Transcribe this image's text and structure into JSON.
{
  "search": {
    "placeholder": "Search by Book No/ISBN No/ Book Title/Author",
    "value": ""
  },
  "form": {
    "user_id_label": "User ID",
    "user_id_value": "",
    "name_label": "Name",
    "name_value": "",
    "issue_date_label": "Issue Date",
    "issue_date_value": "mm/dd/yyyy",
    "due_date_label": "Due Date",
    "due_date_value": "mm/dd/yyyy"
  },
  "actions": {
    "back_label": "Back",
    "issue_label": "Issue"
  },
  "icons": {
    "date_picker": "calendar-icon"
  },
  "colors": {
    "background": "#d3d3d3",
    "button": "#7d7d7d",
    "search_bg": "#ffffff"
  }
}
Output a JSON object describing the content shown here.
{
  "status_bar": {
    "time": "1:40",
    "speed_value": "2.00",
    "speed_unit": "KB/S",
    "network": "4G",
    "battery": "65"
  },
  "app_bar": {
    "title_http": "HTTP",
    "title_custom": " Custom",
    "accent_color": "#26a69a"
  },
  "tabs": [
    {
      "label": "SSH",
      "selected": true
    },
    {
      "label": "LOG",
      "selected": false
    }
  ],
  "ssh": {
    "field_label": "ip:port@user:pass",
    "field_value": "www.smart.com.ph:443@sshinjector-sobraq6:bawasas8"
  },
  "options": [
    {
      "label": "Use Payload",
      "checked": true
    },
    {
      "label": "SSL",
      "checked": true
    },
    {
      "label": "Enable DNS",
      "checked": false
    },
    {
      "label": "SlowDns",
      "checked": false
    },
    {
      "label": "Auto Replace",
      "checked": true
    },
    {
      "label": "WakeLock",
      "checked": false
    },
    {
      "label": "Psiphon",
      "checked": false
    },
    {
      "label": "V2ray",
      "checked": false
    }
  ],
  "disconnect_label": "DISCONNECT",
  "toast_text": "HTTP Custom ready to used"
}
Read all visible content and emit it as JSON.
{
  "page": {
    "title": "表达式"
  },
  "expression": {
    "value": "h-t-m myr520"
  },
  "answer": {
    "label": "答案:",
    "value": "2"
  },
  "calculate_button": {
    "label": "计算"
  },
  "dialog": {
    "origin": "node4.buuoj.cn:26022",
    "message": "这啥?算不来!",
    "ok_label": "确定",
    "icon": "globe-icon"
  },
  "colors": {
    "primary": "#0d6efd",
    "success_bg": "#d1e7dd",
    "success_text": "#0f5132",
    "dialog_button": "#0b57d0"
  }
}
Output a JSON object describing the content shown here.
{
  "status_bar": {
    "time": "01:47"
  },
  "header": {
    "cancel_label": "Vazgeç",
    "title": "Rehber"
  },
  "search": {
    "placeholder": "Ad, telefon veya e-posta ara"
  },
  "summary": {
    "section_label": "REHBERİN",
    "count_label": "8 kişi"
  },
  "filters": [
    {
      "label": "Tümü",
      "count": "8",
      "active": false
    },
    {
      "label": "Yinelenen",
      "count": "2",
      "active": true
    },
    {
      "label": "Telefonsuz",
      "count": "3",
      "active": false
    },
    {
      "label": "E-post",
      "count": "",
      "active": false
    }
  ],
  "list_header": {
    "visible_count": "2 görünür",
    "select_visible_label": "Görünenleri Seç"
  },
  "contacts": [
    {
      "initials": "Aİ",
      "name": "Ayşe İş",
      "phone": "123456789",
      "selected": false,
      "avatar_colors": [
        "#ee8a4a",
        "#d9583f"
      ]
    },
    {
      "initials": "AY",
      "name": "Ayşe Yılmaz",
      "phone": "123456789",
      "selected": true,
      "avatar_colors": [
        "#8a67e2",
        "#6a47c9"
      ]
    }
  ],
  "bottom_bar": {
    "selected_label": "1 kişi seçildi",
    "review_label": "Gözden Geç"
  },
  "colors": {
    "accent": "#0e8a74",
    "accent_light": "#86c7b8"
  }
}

_GIVEN PROBLEM_. Please set down each line of the records exactly as given.

_WRITTEN RESPONSE_.
Transcribe this image's text and structure into JSON.
{
  "search": {
    "placeholder": "Search by Book No/ISBN No/ Book Title/Author",
    "value": ""
  },
  "form": {
    "user_id_label": "User ID",
    "user_id_value": "",
    "name_label": "Name",
    "name_value": "",
    "issue_date_label": "Issue Date",
    "issue_date_value": "mm/dd/yyyy",
    "due_date_label": "Due Date",
    "due_date_value": "mm/dd/yyyy"
  },
  "actions": {
    "back_label": "Back",
    "issue_label": "Issue"
  },
  "icons": {
    "date_picker": "calendar-icon"
  },
  "colors": {
    "background": "#d3d3d3",
    "button": "#7d7d7d",
    "search_bg": "#ffffff"
  }
}
Output a JSON object describing the content shown here.
{
  "status_bar": {
    "time": "1:40",
    "speed_value": "2.00",
    "speed_unit": "KB/S",
    "network": "4G",
    "battery": "65"
  },
  "app_bar": {
    "title_http": "HTTP",
    "title_custom": " Custom",
    "accent_color": "#26a69a"
  },
  "tabs": [
    {
      "label": "SSH",
      "selected": true
    },
    {
      "label": "LOG",
      "selected": false
    }
  ],
  "ssh": {
    "field_label": "ip:port@user:pass",
    "field_value": "www.smart.com.ph:443@sshinjector-sobraq6:bawasas8"
  },
  "options": [
    {
      "label": "Use Payload",
      "checked": true
    },
    {
      "label": "SSL",
      "checked": true
    },
    {
      "label": "Enable DNS",
      "checked": false
    },
    {
      "label": "SlowDns",
      "checked": false
    },
    {
      "label": "Auto Replace",
      "checked": true
    },
    {
      "label": "WakeLock",
      "checked": false
    },
    {
      "label": "Psiphon",
      "checked": false
    },
    {
      "label": "V2ray",
      "checked": false
    }
  ],
  "disconnect_label": "DISCONNECT",
  "toast_text": "HTTP Custom ready to used"
}
Read all visible content and emit it as JSON.
{
  "page": {
    "title": "表达式"
  },
  "expression": {
    "value": "h-t-m myr520"
  },
  "answer": {
    "label": "答案:",
    "value": "2"
  },
  "calculate_button": {
    "label": "计算"
  },
  "dialog": {
    "origin": "node4.buuoj.cn:26022",
    "message": "这啥?算不来!",
    "ok_label": "确定",
    "icon": "globe-icon"
  },
  "colors": {
    "primary": "#0d6efd",
    "success_bg": "#d1e7dd",
    "success_text": "#0f5132",
    "dialog_button": "#0b57d0"
  }
}
Output a JSON object describing the content shown here.
{
  "status_bar": {
    "time": "01:47"
  },
  "header": {
    "cancel_label": "Vazgeç",
    "title": "Rehber"
  },
  "search": {
    "placeholder": "Ad, telefon veya e-posta ara"
  },
  "summary": {
    "section_label": "REHBERİN",
    "count_label": "8 kişi"
  },
  "filters": [
    {
      "label": "Tümü",
      "count": "8",
      "active": false
    },
    {
      "label": "Yinelenen",
      "count": "2",
      "active": true
    },
    {
      "label": "Telefonsuz",
      "count": "3",
      "active": false
    },
    {
      "label": "E-post",
      "count": "",
      "active": false
    }
  ],
  "list_header": {
    "visible_count": "2 görünür",
    "select_visible_label": "Görünenleri Seç"
  },
  "contacts": [
    {
      "initials": "Aİ",
      "name": "Ayşe İş",
      "phone": "123456789",
      "selected": false,
      "avatar_colors": [
        "#ee8a4a",
        "#d9583f"
      ]
    },
    {
      "initials": "AY",
      "name": "Ayşe Yılmaz",
      "phone": "123456789",
      "selected": true,
      "avatar_colors": [
        "#8a67e2",
        "#6a47c9"
      ]
    }
  ],
  "bottom_bar": {
    "selected_label": "1 kişi seçildi",
    "review_label": "Gözden Geç"
  },
  "colors": {
    "accent": "#0e8a74",
    "accent_light": "#86c7b8"
  }
}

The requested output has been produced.